_Problem statement_.
Your task is to copy every line of the entries that contains "this".

_The records_.

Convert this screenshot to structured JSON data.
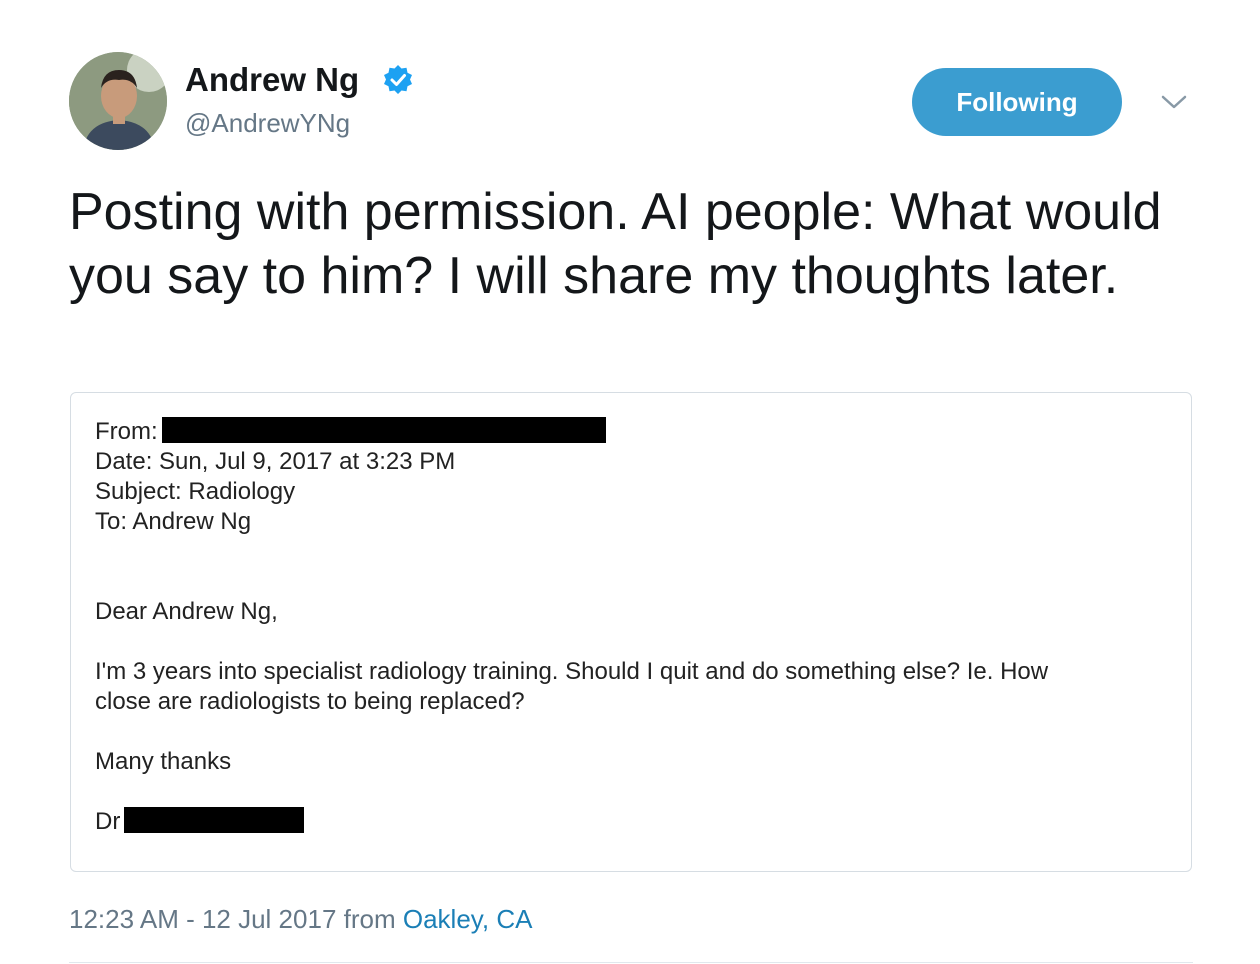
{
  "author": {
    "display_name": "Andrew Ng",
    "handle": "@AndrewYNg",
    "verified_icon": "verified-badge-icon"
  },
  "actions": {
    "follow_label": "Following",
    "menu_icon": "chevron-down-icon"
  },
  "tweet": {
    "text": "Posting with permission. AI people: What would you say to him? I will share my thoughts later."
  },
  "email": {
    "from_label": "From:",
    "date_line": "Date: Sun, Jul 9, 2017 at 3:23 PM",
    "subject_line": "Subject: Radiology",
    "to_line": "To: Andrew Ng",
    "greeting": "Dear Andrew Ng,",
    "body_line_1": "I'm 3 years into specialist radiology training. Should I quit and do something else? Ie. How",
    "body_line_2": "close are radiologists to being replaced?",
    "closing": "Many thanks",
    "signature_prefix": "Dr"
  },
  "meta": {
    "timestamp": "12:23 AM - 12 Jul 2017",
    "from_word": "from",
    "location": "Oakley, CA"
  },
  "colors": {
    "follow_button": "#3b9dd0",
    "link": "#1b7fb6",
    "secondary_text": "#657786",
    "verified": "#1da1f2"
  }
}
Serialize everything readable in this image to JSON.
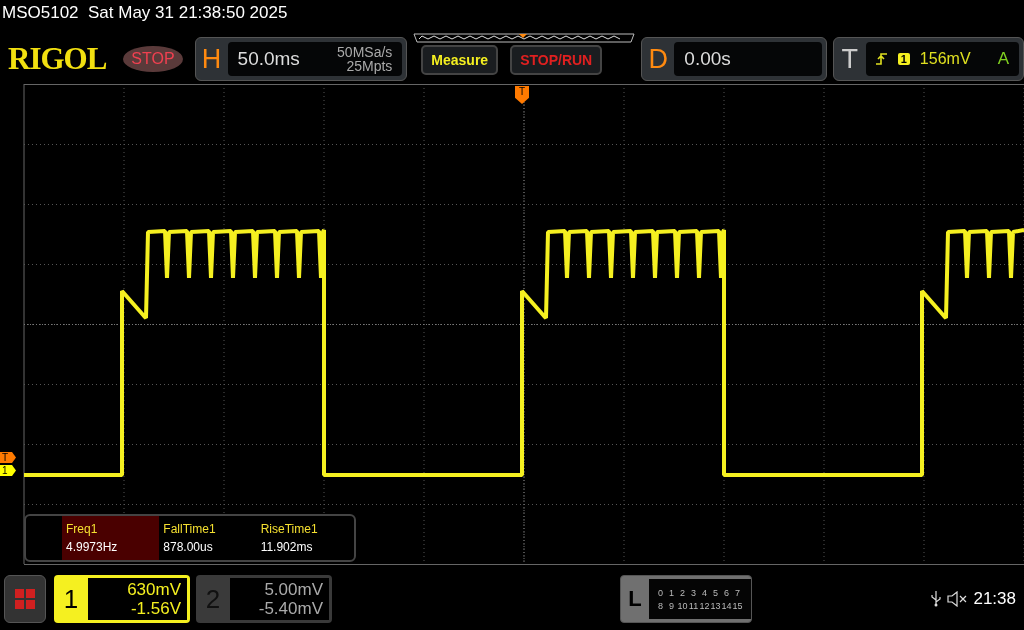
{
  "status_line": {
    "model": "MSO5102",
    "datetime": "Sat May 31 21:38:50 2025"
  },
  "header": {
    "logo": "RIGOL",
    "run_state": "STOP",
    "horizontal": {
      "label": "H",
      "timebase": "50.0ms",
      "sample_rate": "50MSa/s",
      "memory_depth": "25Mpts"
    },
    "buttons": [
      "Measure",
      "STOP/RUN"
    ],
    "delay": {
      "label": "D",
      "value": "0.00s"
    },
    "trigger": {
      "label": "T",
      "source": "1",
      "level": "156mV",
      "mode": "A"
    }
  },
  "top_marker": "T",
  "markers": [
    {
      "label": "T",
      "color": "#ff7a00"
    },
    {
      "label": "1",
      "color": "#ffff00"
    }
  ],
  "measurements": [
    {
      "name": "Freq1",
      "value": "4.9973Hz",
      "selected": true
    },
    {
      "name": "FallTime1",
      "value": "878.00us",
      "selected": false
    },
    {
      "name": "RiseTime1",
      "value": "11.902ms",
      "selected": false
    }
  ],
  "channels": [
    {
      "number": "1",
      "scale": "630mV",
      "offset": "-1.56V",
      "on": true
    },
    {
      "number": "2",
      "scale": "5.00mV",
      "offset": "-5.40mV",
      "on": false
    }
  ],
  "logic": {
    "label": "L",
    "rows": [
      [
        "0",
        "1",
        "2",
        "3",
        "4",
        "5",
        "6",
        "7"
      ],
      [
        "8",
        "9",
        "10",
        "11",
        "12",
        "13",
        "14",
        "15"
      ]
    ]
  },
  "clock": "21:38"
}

_Task solution_.
Convert this screenshot to structured JSON data.
Serialize everything readable in this image to JSON.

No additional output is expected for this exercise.